» Records to process
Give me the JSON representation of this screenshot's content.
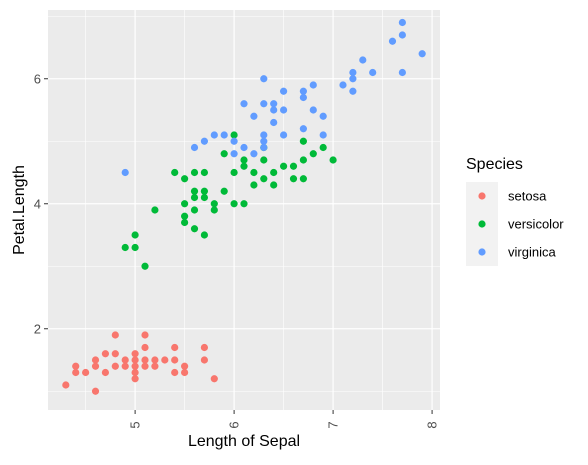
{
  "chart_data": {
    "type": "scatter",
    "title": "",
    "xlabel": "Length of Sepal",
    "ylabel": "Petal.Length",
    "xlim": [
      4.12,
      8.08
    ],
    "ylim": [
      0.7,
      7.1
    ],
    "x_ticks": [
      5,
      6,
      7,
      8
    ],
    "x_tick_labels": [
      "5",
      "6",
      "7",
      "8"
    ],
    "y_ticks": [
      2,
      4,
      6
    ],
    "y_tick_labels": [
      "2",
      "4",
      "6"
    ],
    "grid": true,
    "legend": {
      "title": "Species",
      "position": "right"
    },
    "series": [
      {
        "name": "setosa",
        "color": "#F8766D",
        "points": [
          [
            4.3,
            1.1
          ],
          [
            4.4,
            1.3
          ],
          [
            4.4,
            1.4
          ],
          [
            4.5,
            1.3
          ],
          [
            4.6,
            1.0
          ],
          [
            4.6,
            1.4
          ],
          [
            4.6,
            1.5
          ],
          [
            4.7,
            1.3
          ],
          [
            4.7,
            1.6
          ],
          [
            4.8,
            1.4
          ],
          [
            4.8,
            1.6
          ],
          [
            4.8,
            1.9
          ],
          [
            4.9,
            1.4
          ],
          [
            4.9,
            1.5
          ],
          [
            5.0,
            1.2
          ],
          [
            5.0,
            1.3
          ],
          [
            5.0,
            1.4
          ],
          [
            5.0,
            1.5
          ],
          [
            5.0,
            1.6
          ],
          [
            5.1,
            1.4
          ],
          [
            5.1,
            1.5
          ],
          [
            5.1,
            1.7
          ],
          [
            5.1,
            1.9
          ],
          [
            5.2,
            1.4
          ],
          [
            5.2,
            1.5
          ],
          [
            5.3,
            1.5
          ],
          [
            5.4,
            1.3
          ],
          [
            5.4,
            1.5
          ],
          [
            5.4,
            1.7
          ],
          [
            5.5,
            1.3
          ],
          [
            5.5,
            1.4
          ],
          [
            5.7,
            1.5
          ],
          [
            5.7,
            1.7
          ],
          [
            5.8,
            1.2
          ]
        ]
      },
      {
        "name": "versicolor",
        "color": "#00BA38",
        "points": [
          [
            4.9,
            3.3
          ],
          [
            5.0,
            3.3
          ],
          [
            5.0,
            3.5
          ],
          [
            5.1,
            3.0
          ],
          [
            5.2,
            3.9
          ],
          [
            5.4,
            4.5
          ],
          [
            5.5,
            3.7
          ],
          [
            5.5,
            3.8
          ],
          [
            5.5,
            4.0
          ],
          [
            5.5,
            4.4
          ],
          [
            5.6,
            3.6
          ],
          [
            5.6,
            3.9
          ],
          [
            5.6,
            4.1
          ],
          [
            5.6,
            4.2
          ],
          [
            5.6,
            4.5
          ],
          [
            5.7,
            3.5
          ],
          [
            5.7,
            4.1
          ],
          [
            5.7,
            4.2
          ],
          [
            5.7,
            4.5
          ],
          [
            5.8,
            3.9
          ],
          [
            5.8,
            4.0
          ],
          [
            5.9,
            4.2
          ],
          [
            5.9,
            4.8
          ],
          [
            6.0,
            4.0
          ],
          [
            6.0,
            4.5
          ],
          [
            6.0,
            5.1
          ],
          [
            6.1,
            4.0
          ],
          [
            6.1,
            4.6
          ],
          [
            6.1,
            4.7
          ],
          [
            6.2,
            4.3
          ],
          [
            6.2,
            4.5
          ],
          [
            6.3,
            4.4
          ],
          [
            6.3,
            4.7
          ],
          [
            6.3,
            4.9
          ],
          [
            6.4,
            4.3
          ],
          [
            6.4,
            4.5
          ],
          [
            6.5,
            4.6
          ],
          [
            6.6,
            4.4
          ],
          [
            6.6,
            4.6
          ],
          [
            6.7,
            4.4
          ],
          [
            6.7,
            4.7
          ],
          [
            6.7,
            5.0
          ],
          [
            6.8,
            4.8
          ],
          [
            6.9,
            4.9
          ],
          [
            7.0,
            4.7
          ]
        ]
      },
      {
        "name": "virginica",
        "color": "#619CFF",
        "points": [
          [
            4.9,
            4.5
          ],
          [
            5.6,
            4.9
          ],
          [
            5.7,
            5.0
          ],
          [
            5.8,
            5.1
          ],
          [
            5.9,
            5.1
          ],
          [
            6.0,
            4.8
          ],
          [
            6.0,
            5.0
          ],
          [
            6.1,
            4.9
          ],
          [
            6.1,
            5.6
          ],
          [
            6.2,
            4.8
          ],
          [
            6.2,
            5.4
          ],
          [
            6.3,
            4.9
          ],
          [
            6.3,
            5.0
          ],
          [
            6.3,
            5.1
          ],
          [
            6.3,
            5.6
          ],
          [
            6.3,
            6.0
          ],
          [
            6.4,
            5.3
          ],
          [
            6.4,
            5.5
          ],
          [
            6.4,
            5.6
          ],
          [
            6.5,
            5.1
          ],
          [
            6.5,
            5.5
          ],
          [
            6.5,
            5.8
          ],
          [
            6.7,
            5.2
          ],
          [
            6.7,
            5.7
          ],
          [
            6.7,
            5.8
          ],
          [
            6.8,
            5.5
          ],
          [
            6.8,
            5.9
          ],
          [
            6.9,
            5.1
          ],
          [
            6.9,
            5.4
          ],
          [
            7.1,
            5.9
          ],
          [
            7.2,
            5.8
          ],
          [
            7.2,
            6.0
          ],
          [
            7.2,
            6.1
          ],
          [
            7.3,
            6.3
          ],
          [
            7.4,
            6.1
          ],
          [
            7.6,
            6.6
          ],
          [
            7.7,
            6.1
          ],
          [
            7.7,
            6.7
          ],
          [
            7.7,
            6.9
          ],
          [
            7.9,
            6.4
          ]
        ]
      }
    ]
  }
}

---

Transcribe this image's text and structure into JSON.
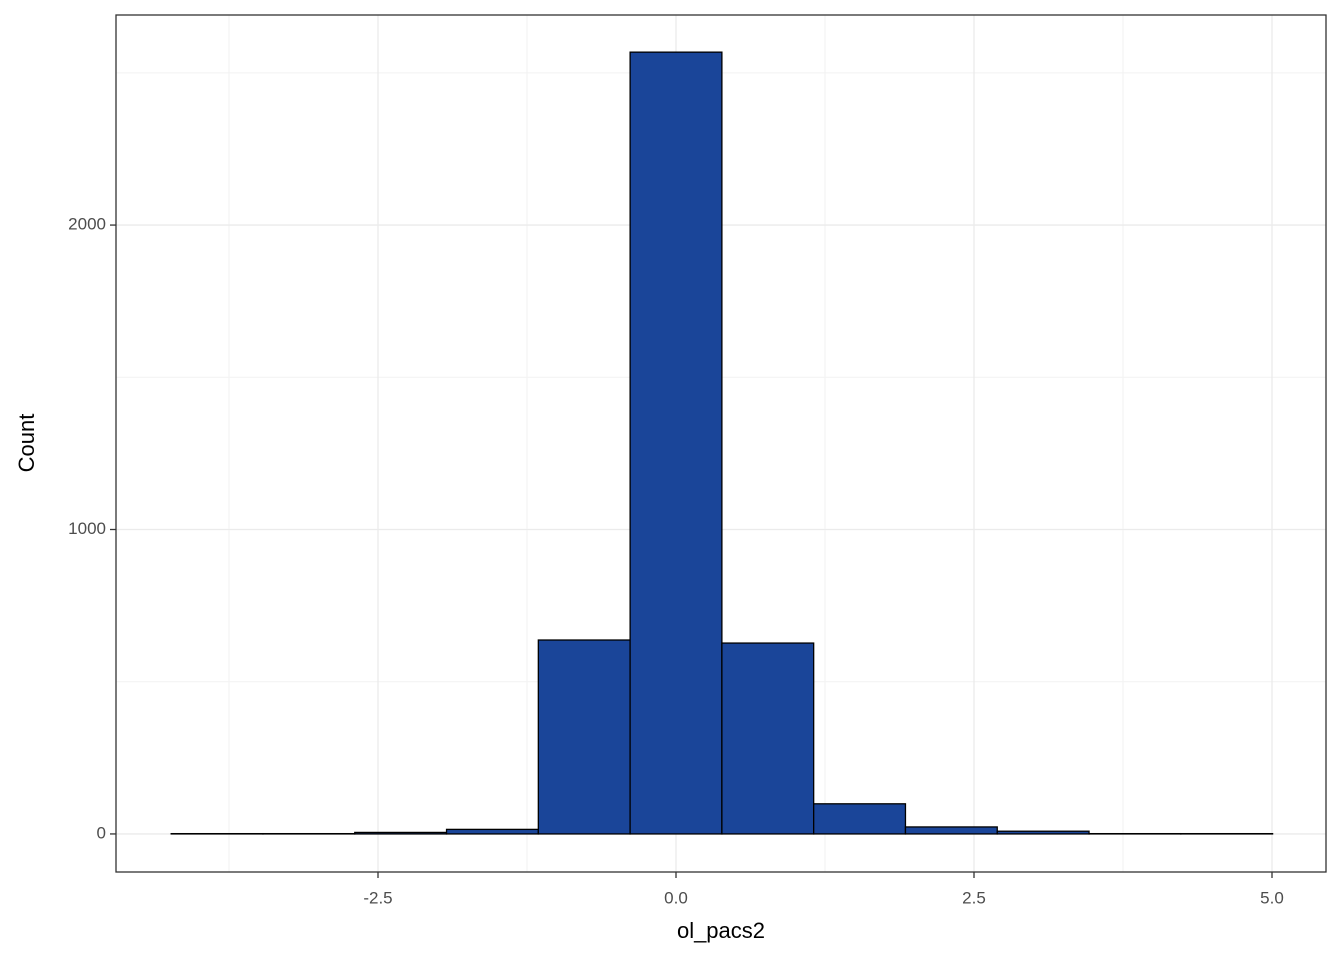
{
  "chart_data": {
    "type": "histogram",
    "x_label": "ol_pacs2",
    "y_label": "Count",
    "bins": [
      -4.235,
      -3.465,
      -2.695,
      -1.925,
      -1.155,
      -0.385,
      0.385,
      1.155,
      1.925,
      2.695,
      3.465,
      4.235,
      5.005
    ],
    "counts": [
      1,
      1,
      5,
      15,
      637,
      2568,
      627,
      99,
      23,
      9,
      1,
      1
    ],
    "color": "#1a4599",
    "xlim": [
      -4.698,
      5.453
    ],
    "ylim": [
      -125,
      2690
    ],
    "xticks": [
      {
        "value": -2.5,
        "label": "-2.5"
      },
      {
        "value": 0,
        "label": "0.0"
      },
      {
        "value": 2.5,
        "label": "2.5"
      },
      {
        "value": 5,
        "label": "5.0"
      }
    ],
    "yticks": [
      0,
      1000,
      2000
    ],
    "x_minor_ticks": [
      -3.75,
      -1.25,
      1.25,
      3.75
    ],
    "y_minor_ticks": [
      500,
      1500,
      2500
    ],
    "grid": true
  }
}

» Set problem
Each line containing "JSON" counts once; state the total number of such lines and nothing else.

» Completed task
2